### Task brief
Here are some records; quote them exactly, leaving out the pictures.

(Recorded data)

[START]

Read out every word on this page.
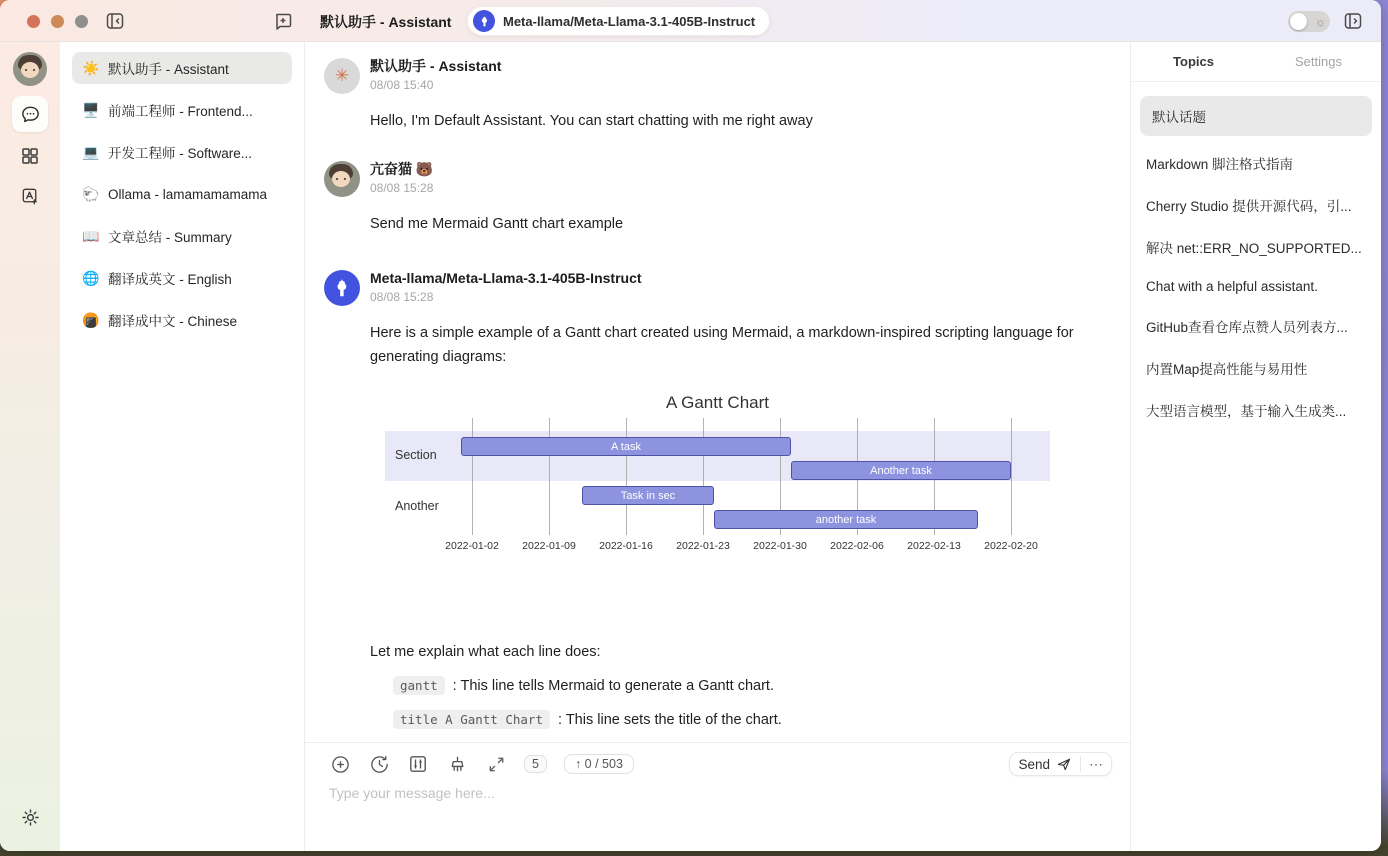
默认助手 - Assistant	Meta-llama/Meta-Llama-3.1-405B-Instruct	☼
☀️ 默认助手 - Assistant
🖥️ 前端工程师 - Frontend...
💻 开发工程师 - Software...
🐑 Ollama - lamamamamama
📖 文章总结 - Summary
🌐 翻译成英文 - English
🍘 翻译成中文 - Chinese
✳	默认助手 - Assistant
08/08 15:40
Hello, I'm Default Assistant. You can start chatting with me right away
亢奋猫 🐻
08/08 15:28
Send me Mermaid Gantt chart example
Meta-llama/Meta-Llama-3.1-405B-Instruct
08/08 15:28
Here is a simple example of a Gantt chart created using Mermaid, a markdown-inspired scripting language for generating diagrams:
A Gantt Chart
Section
Another
2022-01-02	2022-01-09	2022-01-16	2022-01-23	2022-01-30	2022-02-06	2022-02-13	2022-02-20
A task
Another task
Task in sec
another task
Let me explain what each line does:
gantt : This line tells Mermaid to generate a Gantt chart.
title A Gantt Chart : This line sets the title of the chart.
5	↑ 0 / 503	Send	⋯
Type your message here...
Topics	Settings
默认话题
Markdown 脚注格式指南
Cherry Studio 提供开源代码，引...
解决 net::ERR_NO_SUPPORTED...
Chat with a helpful assistant.
GitHub查看仓库点赞人员列表方...
内置Map提高性能与易用性
大型语言模型，基于输入生成类...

[END]

### The reply
Read out every word on this page.
默认助手 - Assistant	Meta-llama/Meta-Llama-3.1-405B-Instruct	☼
☀️ 默认助手 - Assistant
🖥️ 前端工程师 - Frontend...
💻 开发工程师 - Software...
🐑 Ollama - lamamamamama
📖 文章总结 - Summary
🌐 翻译成英文 - English
🍘 翻译成中文 - Chinese
✳	默认助手 - Assistant
08/08 15:40
Hello, I'm Default Assistant. You can start chatting with me right away
亢奋猫 🐻
08/08 15:28
Send me Mermaid Gantt chart example
Meta-llama/Meta-Llama-3.1-405B-Instruct
08/08 15:28
Here is a simple example of a Gantt chart created using Mermaid, a markdown-inspired scripting language for generating diagrams:
A Gantt Chart
Section
Another
2022-01-02	2022-01-09	2022-01-16	2022-01-23	2022-01-30	2022-02-06	2022-02-13	2022-02-20
A task
Another task
Task in sec
another task
Let me explain what each line does:
gantt : This line tells Mermaid to generate a Gantt chart.
title A Gantt Chart : This line sets the title of the chart.
5	↑ 0 / 503	Send	⋯
Type your message here...
Topics	Settings
默认话题
Markdown 脚注格式指南
Cherry Studio 提供开源代码，引...
解决 net::ERR_NO_SUPPORTED...
Chat with a helpful assistant.
GitHub查看仓库点赞人员列表方...
内置Map提高性能与易用性
大型语言模型，基于输入生成类...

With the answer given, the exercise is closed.